DESCRIPTION OF THE TASK
Select every line below containing the word "University".

DATA ROWS
▼▼▼

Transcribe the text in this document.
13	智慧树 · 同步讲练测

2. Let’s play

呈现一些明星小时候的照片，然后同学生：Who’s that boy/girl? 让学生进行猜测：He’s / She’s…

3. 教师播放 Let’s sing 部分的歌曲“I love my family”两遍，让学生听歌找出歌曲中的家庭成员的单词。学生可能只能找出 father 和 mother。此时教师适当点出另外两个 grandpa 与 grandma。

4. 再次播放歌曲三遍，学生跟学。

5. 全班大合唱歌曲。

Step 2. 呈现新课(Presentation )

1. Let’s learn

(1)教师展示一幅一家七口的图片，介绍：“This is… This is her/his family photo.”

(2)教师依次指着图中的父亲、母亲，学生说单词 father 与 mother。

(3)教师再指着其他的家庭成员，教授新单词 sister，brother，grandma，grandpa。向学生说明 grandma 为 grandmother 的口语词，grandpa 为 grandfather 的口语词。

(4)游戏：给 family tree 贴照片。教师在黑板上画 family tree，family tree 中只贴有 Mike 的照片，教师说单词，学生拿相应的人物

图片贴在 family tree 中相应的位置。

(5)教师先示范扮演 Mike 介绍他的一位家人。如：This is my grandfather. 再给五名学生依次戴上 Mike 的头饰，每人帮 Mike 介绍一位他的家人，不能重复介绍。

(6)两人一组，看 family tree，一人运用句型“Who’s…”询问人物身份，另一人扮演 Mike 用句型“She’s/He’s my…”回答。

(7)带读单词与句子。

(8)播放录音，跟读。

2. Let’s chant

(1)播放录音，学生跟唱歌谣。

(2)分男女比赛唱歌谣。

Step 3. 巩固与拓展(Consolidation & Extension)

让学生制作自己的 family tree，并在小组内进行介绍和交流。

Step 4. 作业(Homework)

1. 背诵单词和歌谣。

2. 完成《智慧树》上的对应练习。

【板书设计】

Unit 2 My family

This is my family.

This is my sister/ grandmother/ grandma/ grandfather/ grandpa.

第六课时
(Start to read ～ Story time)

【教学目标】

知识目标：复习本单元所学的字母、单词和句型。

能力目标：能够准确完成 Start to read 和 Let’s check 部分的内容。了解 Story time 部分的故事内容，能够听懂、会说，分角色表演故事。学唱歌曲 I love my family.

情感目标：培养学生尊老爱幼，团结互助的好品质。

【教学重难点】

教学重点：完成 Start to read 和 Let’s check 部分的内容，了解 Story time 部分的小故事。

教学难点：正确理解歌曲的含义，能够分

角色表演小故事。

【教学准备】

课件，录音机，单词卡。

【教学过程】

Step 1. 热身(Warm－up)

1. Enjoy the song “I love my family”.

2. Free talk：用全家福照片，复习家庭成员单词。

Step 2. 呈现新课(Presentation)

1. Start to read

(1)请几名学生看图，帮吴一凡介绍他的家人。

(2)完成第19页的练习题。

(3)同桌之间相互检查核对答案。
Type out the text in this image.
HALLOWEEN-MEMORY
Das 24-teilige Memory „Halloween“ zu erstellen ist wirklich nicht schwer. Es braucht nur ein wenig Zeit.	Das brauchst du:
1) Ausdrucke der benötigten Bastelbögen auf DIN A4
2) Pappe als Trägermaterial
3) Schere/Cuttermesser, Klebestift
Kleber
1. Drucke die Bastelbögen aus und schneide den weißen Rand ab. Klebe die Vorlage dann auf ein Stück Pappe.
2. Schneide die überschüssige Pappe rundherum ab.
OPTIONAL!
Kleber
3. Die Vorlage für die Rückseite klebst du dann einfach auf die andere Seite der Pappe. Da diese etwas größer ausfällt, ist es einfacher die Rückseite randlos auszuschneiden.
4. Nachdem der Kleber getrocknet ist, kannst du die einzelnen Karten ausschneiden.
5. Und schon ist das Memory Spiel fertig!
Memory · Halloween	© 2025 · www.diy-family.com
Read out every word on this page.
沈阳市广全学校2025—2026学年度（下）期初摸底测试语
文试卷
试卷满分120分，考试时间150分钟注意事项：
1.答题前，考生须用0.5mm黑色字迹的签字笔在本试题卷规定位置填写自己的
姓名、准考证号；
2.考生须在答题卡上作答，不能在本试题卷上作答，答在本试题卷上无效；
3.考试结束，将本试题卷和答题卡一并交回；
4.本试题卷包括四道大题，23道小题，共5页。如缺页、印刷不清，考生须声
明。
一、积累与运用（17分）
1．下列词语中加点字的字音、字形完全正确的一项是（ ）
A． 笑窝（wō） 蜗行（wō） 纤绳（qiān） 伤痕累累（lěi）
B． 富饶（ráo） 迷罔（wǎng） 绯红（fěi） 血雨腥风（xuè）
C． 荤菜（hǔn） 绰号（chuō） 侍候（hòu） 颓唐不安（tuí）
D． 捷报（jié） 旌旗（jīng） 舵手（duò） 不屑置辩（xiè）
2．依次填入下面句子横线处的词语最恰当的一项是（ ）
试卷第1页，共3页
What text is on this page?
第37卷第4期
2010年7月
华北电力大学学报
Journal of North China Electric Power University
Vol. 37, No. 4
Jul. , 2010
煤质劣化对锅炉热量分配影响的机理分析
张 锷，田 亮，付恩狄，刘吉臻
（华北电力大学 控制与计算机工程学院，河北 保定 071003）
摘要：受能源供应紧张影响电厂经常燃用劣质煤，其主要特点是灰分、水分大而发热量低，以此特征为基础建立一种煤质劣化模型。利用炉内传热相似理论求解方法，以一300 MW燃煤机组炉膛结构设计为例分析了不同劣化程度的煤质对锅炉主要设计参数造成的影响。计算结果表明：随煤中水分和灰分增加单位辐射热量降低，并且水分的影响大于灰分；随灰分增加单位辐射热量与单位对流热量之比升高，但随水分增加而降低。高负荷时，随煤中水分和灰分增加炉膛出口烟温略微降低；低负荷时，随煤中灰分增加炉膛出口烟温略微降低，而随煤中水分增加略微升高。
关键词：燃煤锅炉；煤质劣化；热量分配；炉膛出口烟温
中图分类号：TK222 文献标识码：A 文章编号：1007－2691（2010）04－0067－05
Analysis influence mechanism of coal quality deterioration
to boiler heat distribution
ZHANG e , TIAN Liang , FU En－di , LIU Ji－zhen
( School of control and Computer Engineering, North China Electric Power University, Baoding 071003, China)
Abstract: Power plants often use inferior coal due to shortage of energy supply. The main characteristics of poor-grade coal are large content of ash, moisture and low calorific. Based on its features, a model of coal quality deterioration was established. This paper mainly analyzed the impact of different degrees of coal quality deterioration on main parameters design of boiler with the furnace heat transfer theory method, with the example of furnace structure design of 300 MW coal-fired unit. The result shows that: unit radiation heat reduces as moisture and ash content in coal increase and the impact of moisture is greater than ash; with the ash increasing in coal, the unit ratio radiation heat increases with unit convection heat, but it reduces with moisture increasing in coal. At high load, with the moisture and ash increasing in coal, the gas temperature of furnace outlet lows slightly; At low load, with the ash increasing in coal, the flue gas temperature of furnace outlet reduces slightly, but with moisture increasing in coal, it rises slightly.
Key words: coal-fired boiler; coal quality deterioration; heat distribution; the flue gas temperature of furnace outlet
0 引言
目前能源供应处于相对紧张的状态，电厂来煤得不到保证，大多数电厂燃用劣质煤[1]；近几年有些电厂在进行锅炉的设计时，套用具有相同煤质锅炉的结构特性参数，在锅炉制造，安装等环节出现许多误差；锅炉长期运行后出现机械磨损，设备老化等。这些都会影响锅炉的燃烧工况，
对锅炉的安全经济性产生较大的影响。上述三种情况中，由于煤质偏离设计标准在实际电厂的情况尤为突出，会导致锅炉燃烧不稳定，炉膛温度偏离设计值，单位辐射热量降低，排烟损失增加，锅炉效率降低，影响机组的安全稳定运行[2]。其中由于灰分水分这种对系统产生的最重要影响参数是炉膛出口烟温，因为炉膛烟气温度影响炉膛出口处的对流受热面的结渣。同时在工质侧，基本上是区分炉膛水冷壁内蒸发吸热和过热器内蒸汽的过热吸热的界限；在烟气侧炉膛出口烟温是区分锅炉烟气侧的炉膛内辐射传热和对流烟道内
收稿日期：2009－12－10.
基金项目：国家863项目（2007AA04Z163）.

▲▲▲

OUTPUT OF THE EXERCISE
Journal of North China Electric Power University
( School of control and Computer Engineering, North China Electric Power University, Baoding 071003, China)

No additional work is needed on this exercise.